====== Record excerpts
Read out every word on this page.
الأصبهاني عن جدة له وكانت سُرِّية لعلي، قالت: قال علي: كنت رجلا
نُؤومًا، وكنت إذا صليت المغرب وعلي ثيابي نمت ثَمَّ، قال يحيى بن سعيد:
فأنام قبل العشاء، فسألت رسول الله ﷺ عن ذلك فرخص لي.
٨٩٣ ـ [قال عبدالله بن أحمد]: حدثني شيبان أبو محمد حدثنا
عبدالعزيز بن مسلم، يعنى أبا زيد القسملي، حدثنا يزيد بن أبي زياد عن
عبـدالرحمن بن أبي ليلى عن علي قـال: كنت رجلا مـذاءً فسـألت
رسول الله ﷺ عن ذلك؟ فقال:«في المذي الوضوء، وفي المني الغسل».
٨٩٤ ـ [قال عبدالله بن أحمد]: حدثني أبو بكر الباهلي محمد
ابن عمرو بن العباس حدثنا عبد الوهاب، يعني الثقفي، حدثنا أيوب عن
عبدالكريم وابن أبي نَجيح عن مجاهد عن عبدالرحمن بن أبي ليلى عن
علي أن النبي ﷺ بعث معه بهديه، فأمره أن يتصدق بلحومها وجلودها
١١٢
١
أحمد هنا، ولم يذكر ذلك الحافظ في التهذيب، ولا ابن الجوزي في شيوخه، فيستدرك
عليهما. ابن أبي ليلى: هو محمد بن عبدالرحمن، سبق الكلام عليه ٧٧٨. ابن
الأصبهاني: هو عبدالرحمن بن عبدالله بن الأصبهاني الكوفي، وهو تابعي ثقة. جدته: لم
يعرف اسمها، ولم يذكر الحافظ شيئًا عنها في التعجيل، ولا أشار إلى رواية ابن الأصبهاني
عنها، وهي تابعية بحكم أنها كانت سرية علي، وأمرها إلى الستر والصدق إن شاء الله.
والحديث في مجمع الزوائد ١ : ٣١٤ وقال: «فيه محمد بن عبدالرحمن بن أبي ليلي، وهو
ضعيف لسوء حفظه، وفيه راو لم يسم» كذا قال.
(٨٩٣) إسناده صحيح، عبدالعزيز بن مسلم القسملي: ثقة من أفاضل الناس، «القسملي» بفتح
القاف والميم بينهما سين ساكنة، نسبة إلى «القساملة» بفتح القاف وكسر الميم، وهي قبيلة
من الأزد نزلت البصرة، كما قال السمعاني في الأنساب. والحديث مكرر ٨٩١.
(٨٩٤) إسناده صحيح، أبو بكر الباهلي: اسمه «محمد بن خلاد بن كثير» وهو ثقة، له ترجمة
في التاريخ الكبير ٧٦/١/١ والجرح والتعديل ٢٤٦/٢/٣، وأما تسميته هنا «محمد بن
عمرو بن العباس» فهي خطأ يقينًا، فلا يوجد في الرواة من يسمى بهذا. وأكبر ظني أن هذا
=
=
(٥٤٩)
============
Using the entries above, return each line that includes the word "أحمد".

• _Written response_:
٨٩٣ ـ [قال عبدالله بن أحمد]: حدثني شيبان أبو محمد حدثنا
٨٩٤ ـ [قال عبدالله بن أحمد]: حدثني أبو بكر الباهلي محمد
أحمد هنا، ولم يذكر ذلك الحافظ في التهذيب، ولا ابن الجوزي في شيوخه، فيستدرك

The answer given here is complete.